**Task:**
Transcribe the records exactly from the line with "Enumerate this screenshot's" to the end, both included.

**Data to use:**
┄┄┄┄┄┄
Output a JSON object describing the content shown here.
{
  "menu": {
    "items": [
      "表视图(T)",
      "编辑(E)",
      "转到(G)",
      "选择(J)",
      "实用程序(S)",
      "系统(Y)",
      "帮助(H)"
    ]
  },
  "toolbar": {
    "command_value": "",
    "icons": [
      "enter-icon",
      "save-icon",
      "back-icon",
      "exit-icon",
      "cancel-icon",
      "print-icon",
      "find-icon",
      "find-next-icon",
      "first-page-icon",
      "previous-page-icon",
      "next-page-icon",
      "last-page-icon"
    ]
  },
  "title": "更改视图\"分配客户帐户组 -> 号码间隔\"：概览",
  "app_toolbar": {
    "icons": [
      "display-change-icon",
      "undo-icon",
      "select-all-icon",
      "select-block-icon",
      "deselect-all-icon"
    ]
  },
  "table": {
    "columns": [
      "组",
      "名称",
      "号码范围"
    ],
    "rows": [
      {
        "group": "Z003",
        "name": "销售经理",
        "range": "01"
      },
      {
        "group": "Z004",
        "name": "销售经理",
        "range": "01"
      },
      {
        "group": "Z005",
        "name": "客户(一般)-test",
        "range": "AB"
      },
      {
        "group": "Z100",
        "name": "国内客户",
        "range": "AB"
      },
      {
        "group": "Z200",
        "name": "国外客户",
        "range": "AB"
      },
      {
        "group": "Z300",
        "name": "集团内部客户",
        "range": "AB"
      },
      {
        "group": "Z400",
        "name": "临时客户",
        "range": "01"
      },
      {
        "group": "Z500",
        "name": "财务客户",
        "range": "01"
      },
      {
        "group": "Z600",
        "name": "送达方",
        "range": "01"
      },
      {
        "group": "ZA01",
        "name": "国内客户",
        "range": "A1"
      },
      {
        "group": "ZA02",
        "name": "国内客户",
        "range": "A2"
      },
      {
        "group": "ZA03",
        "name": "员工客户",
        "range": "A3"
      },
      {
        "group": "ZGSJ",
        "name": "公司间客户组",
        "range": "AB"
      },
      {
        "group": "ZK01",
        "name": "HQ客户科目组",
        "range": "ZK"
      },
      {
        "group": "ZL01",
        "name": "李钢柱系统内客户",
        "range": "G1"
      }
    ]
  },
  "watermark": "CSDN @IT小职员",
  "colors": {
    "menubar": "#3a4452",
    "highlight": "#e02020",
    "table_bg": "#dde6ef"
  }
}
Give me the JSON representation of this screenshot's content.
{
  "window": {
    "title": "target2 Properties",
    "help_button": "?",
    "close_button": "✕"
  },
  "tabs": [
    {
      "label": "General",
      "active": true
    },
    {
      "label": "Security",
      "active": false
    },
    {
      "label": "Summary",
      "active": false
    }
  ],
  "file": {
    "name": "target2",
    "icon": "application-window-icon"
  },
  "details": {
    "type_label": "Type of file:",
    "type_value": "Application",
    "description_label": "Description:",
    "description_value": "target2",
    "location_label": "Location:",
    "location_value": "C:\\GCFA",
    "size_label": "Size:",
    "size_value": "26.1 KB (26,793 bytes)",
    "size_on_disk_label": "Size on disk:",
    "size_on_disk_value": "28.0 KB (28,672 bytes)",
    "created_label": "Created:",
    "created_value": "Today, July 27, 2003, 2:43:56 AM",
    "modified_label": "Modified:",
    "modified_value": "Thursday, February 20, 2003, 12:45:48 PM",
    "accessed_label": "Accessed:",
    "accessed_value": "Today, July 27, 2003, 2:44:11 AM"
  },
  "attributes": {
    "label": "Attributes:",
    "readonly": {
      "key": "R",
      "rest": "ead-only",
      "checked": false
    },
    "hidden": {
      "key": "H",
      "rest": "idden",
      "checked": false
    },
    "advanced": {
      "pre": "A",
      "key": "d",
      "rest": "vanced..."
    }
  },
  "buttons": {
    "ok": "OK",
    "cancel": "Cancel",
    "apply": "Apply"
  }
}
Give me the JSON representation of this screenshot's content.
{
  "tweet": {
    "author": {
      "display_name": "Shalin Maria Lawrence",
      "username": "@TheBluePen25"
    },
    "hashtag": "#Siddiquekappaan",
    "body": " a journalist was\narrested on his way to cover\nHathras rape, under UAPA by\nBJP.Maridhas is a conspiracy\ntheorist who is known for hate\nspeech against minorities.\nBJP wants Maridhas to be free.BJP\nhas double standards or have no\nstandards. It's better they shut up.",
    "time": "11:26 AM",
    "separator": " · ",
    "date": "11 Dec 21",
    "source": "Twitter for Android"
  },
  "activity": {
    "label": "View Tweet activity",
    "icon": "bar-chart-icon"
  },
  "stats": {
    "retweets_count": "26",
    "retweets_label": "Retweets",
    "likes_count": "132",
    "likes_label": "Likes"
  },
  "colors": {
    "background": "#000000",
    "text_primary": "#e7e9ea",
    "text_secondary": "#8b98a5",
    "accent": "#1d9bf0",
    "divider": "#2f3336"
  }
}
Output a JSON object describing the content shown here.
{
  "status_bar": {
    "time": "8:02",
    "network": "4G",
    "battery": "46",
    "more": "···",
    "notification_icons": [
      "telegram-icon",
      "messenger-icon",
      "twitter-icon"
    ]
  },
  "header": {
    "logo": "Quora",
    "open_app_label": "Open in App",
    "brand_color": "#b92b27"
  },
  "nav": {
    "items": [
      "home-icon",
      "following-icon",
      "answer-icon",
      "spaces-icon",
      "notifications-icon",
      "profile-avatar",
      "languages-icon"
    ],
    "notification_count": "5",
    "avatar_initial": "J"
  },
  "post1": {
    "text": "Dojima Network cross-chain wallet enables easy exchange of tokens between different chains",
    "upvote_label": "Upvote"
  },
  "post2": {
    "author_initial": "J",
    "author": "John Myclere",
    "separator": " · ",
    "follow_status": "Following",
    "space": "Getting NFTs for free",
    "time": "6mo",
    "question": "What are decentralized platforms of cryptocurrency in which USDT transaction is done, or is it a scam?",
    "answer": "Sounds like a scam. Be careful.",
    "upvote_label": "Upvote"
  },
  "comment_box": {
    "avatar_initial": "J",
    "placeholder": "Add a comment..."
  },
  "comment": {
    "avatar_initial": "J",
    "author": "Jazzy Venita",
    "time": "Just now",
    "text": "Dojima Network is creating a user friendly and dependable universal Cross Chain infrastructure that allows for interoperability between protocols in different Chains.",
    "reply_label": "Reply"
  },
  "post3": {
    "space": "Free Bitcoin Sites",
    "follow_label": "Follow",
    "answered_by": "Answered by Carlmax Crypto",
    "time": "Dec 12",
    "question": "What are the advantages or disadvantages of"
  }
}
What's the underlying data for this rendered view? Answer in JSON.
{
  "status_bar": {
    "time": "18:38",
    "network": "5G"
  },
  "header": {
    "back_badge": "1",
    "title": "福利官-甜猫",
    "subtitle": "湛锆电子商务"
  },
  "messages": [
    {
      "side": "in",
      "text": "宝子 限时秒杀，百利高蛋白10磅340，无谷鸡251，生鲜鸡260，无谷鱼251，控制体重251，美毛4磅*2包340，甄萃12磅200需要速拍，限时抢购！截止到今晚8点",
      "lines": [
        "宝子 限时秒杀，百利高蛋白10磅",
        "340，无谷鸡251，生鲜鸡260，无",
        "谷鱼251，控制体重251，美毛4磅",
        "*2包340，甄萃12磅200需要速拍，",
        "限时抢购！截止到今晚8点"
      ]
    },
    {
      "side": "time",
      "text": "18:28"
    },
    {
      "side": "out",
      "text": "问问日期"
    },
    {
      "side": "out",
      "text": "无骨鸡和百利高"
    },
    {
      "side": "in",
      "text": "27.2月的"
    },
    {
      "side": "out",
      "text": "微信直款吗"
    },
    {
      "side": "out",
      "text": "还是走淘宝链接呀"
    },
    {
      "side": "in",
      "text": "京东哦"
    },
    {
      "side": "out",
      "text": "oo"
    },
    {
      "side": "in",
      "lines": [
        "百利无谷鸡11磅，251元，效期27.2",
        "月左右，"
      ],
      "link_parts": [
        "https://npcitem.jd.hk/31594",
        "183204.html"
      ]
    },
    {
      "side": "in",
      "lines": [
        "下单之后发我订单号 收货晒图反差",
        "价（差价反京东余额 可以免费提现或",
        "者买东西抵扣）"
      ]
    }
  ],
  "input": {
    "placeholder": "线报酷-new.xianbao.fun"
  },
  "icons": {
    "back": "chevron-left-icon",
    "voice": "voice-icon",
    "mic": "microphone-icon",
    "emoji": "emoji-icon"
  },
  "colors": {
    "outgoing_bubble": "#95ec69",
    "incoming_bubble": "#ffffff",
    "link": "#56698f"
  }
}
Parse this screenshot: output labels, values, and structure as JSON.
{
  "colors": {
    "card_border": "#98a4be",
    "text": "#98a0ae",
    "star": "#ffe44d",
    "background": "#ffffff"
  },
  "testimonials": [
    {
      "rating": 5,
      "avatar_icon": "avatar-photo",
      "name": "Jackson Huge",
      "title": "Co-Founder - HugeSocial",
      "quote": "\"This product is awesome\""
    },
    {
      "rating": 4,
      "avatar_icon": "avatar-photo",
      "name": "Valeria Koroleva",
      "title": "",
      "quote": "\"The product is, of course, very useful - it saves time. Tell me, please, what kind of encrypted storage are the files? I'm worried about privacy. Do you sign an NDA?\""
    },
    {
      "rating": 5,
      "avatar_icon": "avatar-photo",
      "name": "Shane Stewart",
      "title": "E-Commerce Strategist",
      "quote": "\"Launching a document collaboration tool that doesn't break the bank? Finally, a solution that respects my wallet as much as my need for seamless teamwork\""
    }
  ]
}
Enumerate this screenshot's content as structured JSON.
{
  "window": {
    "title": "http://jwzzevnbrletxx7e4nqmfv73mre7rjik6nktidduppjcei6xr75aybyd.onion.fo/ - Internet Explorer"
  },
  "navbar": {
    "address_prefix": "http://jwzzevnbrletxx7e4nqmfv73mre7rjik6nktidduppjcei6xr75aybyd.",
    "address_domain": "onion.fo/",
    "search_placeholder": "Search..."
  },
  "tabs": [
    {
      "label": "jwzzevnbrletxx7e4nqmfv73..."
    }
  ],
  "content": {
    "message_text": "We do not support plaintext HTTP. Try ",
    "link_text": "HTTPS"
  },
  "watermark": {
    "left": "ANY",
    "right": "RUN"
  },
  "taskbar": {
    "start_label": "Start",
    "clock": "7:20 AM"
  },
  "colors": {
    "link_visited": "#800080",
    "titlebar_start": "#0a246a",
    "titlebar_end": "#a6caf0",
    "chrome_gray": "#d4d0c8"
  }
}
┄┄┄┄┄┄
**Output below:**
Enumerate this screenshot's content as structured JSON.
{
  "window": {
    "title": "http://jwzzevnbrletxx7e4nqmfv73mre7rjik6nktidduppjcei6xr75aybyd.onion.fo/ - Internet Explorer"
  },
  "navbar": {
    "address_prefix": "http://jwzzevnbrletxx7e4nqmfv73mre7rjik6nktidduppjcei6xr75aybyd.",
    "address_domain": "onion.fo/",
    "search_placeholder": "Search..."
  },
  "tabs": [
    {
      "label": "jwzzevnbrletxx7e4nqmfv73..."
    }
  ],
  "content": {
    "message_text": "We do not support plaintext HTTP. Try ",
    "link_text": "HTTPS"
  },
  "watermark": {
    "left": "ANY",
    "right": "RUN"
  },
  "taskbar": {
    "start_label": "Start",
    "clock": "7:20 AM"
  },
  "colors": {
    "link_visited": "#800080",
    "titlebar_start": "#0a246a",
    "titlebar_end": "#a6caf0",
    "chrome_gray": "#d4d0c8"
  }
}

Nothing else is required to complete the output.